_Problem:_
Find the lines with "engine" in them and copy them out.

(Stored records)
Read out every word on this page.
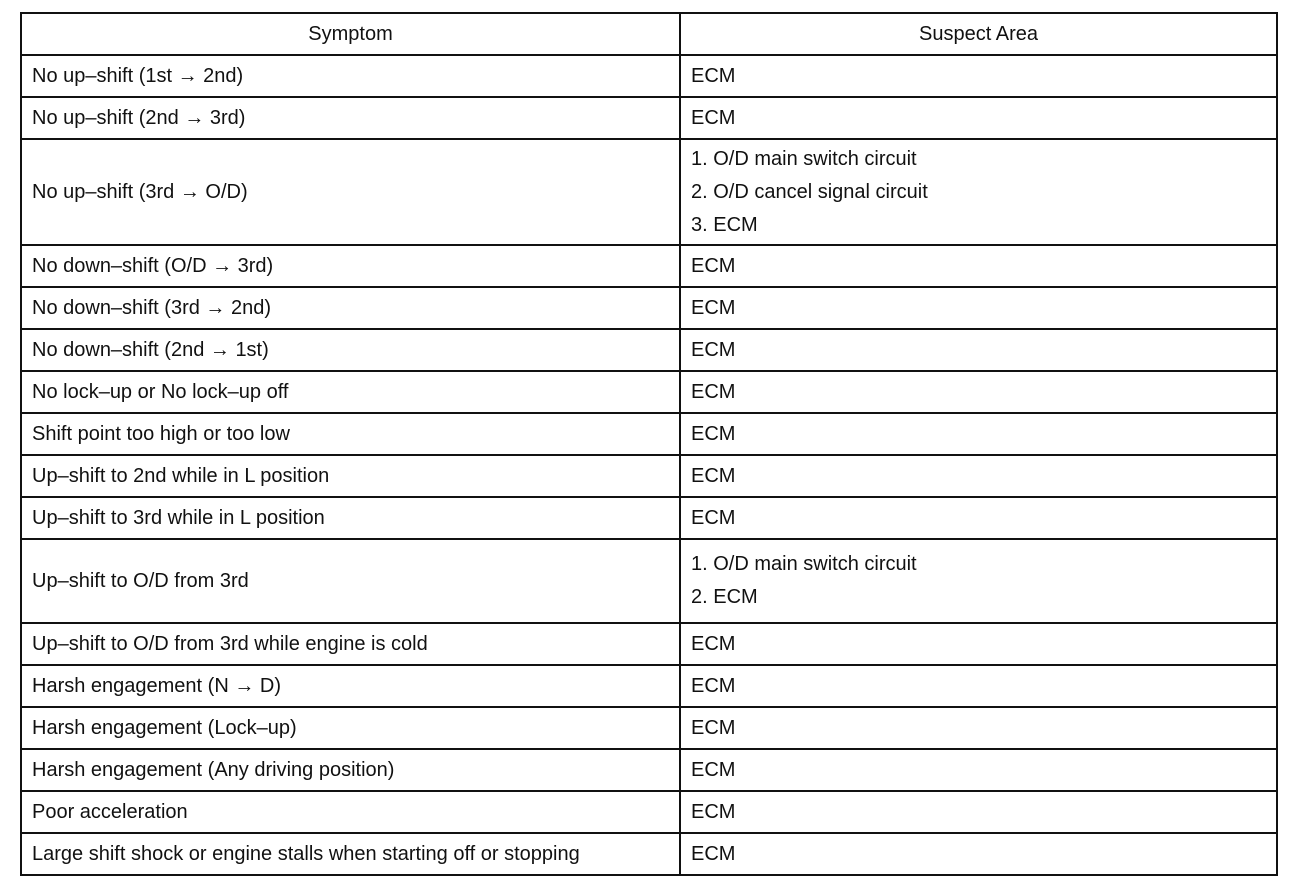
Symptom	Suspect Area
No up–shift (1st → 2nd)	ECM

No up–shift (2nd → 3rd)	ECM

No up–shift (3rd → O/D)	1. O/D main switch circuit
2. O/D cancel signal circuit
3. ECM

No down–shift (O/D → 3rd)	ECM

No down–shift (3rd → 2nd)	ECM

No down–shift (2nd → 1st)	ECM

No lock–up or No lock–up off	ECM

Shift point too high or too low	ECM

Up–shift to 2nd while in L position	ECM

Up–shift to 3rd while in L position	ECM

Up–shift to O/D from 3rd	1. O/D main switch circuit
2. ECM

Up–shift to O/D from 3rd while engine is cold	ECM

Harsh engagement (N → D)	ECM

Harsh engagement (Lock–up)	ECM

Harsh engagement (Any driving position)	ECM

Poor acceleration	ECM

Large shift shock or engine stalls when starting off or stopping	ECM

_In response:_
Up–shift to O/D from 3rd while engine is cold	ECM
Large shift shock or engine stalls when starting off or stopping	ECM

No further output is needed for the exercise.